- _Records supplied_
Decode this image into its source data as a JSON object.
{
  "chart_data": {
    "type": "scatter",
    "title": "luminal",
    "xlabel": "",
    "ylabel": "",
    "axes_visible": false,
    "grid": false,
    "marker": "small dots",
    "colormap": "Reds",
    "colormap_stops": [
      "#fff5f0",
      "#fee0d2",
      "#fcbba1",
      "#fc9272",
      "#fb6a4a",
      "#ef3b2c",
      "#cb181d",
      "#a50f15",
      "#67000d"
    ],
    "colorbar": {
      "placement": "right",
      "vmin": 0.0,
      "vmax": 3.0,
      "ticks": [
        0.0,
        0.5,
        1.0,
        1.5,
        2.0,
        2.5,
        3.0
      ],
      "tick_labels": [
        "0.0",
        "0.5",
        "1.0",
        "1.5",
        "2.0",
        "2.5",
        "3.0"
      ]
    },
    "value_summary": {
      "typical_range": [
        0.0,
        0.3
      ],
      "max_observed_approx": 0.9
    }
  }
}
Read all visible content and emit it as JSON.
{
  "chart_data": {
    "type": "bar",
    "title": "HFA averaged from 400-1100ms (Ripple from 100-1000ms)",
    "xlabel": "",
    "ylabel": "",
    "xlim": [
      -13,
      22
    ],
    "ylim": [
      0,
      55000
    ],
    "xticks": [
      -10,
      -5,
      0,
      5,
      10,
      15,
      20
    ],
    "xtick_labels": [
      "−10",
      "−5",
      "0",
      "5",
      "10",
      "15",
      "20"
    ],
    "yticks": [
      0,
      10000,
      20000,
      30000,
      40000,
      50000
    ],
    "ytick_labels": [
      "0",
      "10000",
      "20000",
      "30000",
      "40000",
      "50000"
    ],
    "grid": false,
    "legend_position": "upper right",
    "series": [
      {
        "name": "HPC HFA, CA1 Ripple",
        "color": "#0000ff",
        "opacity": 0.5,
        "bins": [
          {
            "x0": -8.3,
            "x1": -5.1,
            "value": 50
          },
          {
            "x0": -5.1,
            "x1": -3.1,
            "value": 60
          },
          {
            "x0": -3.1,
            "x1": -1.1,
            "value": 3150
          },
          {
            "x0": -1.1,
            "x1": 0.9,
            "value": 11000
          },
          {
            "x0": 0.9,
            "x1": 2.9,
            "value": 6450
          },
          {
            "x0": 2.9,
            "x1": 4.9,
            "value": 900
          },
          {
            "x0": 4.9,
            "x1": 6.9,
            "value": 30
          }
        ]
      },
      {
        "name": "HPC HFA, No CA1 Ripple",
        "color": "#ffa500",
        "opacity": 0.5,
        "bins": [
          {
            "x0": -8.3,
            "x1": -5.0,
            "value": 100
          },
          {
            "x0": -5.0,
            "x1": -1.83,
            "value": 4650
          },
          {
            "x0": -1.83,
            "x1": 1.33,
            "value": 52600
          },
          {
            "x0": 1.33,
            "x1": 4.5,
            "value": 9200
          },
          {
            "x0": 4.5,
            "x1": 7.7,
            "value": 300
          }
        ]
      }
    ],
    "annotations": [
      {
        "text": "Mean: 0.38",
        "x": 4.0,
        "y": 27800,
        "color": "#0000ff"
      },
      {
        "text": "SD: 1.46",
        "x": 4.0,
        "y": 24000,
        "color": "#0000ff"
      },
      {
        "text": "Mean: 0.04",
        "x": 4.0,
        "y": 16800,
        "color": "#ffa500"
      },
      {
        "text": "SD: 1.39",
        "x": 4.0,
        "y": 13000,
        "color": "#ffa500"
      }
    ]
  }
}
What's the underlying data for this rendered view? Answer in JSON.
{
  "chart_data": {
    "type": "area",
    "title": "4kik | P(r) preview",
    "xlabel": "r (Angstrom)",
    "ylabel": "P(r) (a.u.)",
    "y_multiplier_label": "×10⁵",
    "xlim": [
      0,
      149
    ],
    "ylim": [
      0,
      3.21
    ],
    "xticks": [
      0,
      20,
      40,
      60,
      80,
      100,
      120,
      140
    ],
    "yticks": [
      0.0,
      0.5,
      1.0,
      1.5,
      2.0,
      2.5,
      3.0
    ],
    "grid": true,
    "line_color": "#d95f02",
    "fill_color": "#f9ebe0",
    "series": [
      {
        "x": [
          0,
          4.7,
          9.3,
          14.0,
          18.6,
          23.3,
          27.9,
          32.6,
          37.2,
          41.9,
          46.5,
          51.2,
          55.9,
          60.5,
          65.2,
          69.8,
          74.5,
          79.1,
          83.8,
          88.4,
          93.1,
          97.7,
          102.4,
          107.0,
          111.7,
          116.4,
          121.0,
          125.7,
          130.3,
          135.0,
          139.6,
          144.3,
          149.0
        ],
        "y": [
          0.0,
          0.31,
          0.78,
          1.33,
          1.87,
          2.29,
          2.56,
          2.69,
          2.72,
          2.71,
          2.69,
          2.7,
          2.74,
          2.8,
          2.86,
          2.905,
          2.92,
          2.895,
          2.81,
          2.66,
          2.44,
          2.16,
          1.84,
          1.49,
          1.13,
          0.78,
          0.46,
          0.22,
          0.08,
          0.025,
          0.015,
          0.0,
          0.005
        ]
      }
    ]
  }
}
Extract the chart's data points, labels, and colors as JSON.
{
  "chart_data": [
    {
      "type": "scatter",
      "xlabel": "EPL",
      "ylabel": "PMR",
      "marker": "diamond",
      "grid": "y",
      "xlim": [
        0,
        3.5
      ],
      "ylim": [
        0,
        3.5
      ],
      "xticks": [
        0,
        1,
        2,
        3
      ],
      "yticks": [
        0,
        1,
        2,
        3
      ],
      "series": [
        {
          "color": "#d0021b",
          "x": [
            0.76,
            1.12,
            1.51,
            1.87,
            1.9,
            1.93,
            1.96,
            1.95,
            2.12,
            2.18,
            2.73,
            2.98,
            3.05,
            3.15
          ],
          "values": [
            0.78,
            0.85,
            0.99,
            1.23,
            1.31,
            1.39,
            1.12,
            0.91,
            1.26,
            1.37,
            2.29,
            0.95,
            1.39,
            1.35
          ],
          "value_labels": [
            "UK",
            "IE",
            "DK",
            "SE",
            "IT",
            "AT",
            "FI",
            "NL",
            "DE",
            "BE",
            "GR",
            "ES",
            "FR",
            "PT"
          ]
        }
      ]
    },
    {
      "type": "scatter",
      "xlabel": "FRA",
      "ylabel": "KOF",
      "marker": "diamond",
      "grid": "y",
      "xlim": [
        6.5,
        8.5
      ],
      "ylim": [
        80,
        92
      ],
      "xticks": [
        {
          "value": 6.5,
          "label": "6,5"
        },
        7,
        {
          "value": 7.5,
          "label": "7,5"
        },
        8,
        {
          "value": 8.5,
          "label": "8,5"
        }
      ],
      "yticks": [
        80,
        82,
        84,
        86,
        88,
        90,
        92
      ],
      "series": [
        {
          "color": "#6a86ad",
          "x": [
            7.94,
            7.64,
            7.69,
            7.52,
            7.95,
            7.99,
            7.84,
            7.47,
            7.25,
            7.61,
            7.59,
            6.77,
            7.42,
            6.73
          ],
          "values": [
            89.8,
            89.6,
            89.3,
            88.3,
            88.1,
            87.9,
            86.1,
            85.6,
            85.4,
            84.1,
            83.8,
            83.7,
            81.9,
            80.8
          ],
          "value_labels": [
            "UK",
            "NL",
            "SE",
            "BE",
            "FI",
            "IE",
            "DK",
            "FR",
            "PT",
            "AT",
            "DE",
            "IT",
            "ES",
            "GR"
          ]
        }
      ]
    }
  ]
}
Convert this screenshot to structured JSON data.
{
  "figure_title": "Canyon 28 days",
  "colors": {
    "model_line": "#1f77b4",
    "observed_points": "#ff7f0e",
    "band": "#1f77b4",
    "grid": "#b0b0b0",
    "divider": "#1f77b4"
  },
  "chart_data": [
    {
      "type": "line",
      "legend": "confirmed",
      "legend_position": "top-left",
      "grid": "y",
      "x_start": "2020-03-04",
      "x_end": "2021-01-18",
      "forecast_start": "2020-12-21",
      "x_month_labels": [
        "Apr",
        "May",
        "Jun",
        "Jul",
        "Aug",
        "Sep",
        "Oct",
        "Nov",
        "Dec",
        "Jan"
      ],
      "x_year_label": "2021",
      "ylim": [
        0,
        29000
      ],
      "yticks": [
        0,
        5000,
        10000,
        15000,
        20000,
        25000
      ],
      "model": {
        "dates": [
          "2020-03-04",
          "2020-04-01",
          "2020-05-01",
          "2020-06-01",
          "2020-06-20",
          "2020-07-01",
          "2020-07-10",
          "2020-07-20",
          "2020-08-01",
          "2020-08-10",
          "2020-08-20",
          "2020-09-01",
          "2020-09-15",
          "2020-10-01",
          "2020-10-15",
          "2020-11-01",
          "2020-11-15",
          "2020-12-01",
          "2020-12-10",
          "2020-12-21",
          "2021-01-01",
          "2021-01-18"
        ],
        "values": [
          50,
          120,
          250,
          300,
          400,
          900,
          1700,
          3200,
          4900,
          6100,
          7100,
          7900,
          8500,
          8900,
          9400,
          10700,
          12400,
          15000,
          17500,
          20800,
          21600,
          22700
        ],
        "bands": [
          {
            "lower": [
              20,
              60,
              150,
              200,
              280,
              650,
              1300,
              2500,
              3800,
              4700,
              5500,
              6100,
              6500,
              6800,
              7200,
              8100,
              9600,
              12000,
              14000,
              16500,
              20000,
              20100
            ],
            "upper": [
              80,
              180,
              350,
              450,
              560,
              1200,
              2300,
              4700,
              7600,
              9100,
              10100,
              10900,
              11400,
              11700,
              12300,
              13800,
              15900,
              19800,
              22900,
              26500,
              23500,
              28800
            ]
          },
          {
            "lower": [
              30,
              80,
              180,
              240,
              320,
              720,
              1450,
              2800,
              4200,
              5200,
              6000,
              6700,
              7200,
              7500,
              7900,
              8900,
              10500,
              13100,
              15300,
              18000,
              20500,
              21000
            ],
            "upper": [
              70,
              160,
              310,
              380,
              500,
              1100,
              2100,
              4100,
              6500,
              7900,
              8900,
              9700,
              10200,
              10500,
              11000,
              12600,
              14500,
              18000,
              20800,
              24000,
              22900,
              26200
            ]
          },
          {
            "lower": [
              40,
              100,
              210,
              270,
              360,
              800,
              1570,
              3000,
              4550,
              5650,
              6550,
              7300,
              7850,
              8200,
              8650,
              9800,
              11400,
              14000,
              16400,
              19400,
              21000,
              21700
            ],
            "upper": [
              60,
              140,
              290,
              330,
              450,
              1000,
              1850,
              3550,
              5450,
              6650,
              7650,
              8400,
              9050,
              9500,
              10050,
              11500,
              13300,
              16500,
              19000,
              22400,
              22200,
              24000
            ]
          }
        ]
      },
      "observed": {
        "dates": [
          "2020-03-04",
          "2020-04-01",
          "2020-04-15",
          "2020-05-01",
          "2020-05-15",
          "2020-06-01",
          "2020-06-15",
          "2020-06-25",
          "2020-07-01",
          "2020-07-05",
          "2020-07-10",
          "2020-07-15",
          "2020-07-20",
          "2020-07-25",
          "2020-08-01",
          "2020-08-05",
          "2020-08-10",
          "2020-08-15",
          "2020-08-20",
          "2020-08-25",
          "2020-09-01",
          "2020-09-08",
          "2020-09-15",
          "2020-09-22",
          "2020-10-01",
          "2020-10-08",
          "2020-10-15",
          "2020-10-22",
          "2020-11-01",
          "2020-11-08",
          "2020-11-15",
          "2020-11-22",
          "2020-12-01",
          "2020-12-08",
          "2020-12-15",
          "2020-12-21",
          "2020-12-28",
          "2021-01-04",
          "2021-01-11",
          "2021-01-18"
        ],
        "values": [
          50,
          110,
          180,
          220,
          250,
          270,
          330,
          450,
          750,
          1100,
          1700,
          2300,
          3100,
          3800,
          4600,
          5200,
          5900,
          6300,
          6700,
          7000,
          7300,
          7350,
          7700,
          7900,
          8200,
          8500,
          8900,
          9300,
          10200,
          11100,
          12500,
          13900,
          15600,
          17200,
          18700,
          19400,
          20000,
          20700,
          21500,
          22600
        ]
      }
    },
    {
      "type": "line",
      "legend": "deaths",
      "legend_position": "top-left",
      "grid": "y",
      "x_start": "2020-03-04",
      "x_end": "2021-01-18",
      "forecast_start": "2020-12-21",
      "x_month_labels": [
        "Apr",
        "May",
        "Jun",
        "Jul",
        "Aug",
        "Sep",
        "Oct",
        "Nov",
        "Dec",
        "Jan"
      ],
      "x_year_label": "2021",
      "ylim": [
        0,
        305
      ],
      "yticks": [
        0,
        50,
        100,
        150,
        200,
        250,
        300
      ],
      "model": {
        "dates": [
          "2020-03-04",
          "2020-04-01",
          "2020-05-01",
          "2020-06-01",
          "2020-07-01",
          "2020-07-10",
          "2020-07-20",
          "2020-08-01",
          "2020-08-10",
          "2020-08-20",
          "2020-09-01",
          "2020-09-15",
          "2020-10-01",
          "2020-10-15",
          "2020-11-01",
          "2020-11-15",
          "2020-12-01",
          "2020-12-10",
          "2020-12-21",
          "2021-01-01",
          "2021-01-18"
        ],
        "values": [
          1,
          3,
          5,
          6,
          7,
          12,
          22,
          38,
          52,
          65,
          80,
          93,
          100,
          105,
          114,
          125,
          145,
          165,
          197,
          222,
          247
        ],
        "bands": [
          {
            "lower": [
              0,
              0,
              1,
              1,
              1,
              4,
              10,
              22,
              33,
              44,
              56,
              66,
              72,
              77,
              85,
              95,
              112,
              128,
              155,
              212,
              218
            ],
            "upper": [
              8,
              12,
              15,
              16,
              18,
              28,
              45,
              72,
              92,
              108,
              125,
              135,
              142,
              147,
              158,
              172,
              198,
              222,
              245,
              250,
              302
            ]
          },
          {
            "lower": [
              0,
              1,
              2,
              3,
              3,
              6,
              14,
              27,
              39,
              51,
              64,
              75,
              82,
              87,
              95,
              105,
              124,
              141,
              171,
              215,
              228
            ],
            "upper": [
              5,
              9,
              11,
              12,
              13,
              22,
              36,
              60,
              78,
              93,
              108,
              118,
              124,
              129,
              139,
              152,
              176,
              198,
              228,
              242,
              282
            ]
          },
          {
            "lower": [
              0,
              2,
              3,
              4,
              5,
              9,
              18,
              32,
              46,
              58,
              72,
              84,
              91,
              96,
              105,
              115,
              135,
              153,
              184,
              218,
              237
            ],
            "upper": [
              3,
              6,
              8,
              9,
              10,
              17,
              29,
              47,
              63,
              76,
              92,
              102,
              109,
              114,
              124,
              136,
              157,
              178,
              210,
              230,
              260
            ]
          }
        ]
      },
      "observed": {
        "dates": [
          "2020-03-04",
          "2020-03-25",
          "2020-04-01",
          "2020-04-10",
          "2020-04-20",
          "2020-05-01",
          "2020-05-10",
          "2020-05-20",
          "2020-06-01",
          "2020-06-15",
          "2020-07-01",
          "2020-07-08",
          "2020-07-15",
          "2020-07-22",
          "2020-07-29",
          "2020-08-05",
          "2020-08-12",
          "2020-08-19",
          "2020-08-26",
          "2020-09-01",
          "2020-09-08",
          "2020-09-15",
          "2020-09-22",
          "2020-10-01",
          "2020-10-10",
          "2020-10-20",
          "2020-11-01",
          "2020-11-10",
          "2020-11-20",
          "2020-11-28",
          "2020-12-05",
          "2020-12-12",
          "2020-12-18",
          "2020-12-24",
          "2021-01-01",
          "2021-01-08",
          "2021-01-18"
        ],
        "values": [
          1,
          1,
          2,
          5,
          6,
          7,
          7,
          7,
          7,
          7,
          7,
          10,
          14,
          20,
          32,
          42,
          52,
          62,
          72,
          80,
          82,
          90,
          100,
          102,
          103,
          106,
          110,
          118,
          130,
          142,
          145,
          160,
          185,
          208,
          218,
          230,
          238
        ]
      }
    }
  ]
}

- _Challenge_
Using the listing above, list every line in which the string "JSON" occurs.

- _Written response_
Decode this image into its source data as a JSON object.
Read all visible content and emit it as JSON.
What's the underlying data for this rendered view? Answer in JSON.
Extract the chart's data points, labels, and colors as JSON.
Convert this screenshot to structured JSON data.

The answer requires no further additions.